# [Exercise task]
Pictures do not belong in the copy; quote every entry below exactly.

# [Records shown]
-----

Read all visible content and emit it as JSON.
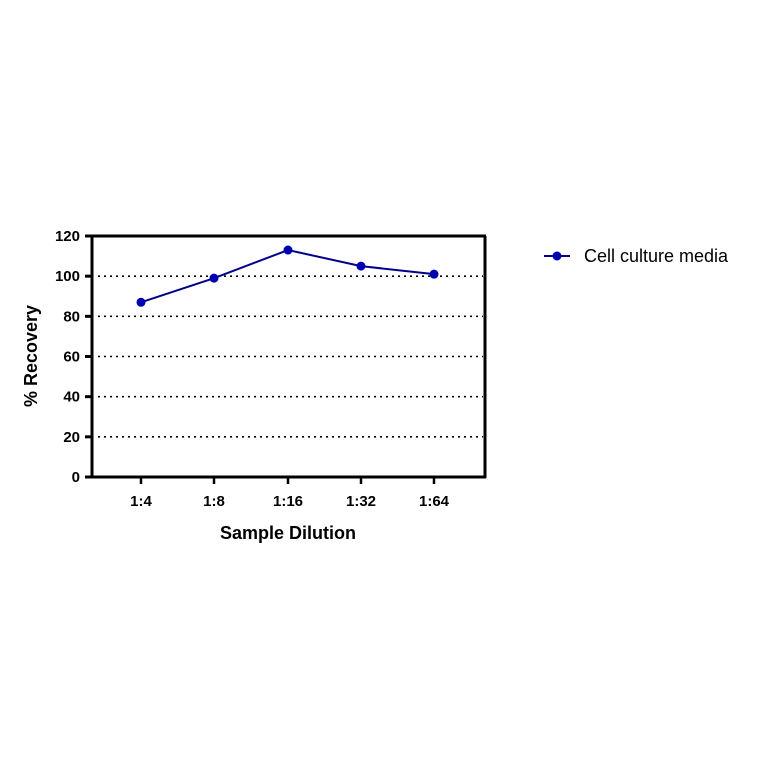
{
  "chart_data": {
    "type": "line",
    "title": "",
    "xlabel": "Sample Dilution",
    "ylabel": "% Recovery",
    "categories": [
      "1:4",
      "1:8",
      "1:16",
      "1:32",
      "1:64"
    ],
    "ylim": [
      0,
      120
    ],
    "yticks": [
      0,
      20,
      40,
      60,
      80,
      100,
      120
    ],
    "grid": "horizontal dotted",
    "legend_position": "right",
    "series": [
      {
        "name": "Cell culture media",
        "values": [
          87,
          99,
          113,
          105,
          101
        ],
        "color": "#00008B"
      }
    ]
  }
}
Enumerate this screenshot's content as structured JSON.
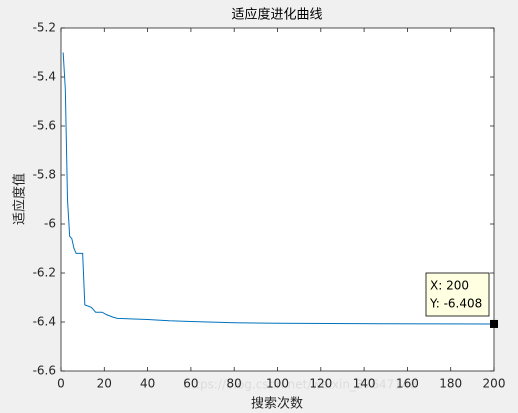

-----

# [Answer below]
Read all visible content and emit it as JSON.
{
  "chart_data": {
    "type": "line",
    "title": "",
    "xlabel": "Sample Dilution",
    "ylabel": "% Recovery",
    "categories": [
      "1:4",
      "1:8",
      "1:16",
      "1:32",
      "1:64"
    ],
    "ylim": [
      0,
      120
    ],
    "yticks": [
      0,
      20,
      40,
      60,
      80,
      100,
      120
    ],
    "grid": "horizontal dotted",
    "legend_position": "right",
    "series": [
      {
        "name": "Cell culture media",
        "values": [
          87,
          99,
          113,
          105,
          101
        ],
        "color": "#00008B"
      }
    ]
  }
}
Enumerate this screenshot's content as structured JSON.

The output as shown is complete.